───── EXCERPTED DATA

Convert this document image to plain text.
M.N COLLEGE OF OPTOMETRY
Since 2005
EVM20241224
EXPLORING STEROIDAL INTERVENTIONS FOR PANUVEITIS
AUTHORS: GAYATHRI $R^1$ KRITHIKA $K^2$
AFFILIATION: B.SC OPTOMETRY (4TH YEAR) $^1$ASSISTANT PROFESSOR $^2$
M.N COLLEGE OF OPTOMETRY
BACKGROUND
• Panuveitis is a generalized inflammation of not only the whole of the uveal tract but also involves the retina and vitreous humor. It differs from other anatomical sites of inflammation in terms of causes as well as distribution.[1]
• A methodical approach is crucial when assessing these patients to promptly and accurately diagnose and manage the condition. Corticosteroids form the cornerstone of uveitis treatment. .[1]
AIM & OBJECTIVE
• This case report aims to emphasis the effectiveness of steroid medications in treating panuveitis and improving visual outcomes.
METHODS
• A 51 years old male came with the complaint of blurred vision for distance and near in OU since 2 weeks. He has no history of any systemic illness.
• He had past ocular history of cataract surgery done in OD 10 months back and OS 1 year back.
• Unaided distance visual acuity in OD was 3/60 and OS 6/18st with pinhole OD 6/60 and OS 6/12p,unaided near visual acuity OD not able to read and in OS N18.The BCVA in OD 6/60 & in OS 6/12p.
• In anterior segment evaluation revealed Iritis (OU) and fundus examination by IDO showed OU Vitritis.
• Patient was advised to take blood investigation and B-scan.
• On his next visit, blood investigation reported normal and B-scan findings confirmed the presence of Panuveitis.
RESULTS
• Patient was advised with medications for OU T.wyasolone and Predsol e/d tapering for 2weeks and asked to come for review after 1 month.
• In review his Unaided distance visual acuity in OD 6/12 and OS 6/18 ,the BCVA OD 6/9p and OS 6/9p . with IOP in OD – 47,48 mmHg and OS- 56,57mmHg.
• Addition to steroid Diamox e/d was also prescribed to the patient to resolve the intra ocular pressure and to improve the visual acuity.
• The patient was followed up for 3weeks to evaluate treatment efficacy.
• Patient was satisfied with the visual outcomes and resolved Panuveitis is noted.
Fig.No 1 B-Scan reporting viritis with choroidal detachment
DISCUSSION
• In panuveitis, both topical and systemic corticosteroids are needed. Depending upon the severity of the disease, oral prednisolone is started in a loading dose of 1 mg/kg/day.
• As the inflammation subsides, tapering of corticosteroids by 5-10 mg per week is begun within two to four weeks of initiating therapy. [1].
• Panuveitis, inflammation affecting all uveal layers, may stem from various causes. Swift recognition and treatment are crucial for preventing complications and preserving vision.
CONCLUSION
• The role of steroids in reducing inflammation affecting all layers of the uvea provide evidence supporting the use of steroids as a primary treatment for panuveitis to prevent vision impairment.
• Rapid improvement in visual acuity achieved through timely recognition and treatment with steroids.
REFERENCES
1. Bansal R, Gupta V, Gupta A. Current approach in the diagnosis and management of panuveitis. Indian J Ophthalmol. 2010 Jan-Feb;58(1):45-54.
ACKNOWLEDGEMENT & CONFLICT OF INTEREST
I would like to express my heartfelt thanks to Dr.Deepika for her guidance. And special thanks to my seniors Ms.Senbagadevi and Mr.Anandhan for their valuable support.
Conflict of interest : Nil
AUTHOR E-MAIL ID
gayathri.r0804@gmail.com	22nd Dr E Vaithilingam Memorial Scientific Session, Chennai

──────────

ASSIGNMENT | Copy out the whole listing exactly; please set it all down.

WORKED SOLUTION |
Convert this document image to plain text.
M.N COLLEGE OF OPTOMETRY
Since 2005
EVM20241224
EXPLORING STEROIDAL INTERVENTIONS FOR PANUVEITIS
AUTHORS: GAYATHRI $R^1$ KRITHIKA $K^2$
AFFILIATION: B.SC OPTOMETRY (4TH YEAR) $^1$ASSISTANT PROFESSOR $^2$
M.N COLLEGE OF OPTOMETRY
BACKGROUND
• Panuveitis is a generalized inflammation of not only the whole of the uveal tract but also involves the retina and vitreous humor. It differs from other anatomical sites of inflammation in terms of causes as well as distribution.[1]
• A methodical approach is crucial when assessing these patients to promptly and accurately diagnose and manage the condition. Corticosteroids form the cornerstone of uveitis treatment. .[1]
AIM & OBJECTIVE
• This case report aims to emphasis the effectiveness of steroid medications in treating panuveitis and improving visual outcomes.
METHODS
• A 51 years old male came with the complaint of blurred vision for distance and near in OU since 2 weeks. He has no history of any systemic illness.
• He had past ocular history of cataract surgery done in OD 10 months back and OS 1 year back.
• Unaided distance visual acuity in OD was 3/60 and OS 6/18st with pinhole OD 6/60 and OS 6/12p,unaided near visual acuity OD not able to read and in OS N18.The BCVA in OD 6/60 & in OS 6/12p.
• In anterior segment evaluation revealed Iritis (OU) and fundus examination by IDO showed OU Vitritis.
• Patient was advised to take blood investigation and B-scan.
• On his next visit, blood investigation reported normal and B-scan findings confirmed the presence of Panuveitis.
RESULTS
• Patient was advised with medications for OU T.wyasolone and Predsol e/d tapering for 2weeks and asked to come for review after 1 month.
• In review his Unaided distance visual acuity in OD 6/12 and OS 6/18 ,the BCVA OD 6/9p and OS 6/9p . with IOP in OD – 47,48 mmHg and OS- 56,57mmHg.
• Addition to steroid Diamox e/d was also prescribed to the patient to resolve the intra ocular pressure and to improve the visual acuity.
• The patient was followed up for 3weeks to evaluate treatment efficacy.
• Patient was satisfied with the visual outcomes and resolved Panuveitis is noted.
Fig.No 1 B-Scan reporting viritis with choroidal detachment
DISCUSSION
• In panuveitis, both topical and systemic corticosteroids are needed. Depending upon the severity of the disease, oral prednisolone is started in a loading dose of 1 mg/kg/day.
• As the inflammation subsides, tapering of corticosteroids by 5-10 mg per week is begun within two to four weeks of initiating therapy. [1].
• Panuveitis, inflammation affecting all uveal layers, may stem from various causes. Swift recognition and treatment are crucial for preventing complications and preserving vision.
CONCLUSION
• The role of steroids in reducing inflammation affecting all layers of the uvea provide evidence supporting the use of steroids as a primary treatment for panuveitis to prevent vision impairment.
• Rapid improvement in visual acuity achieved through timely recognition and treatment with steroids.
REFERENCES
1. Bansal R, Gupta V, Gupta A. Current approach in the diagnosis and management of panuveitis. Indian J Ophthalmol. 2010 Jan-Feb;58(1):45-54.
ACKNOWLEDGEMENT & CONFLICT OF INTEREST
I would like to express my heartfelt thanks to Dr.Deepika for her guidance. And special thanks to my seniors Ms.Senbagadevi and Mr.Anandhan for their valuable support.
Conflict of interest : Nil
AUTHOR E-MAIL ID
gayathri.r0804@gmail.com	22nd Dr E Vaithilingam Memorial Scientific Session, Chennai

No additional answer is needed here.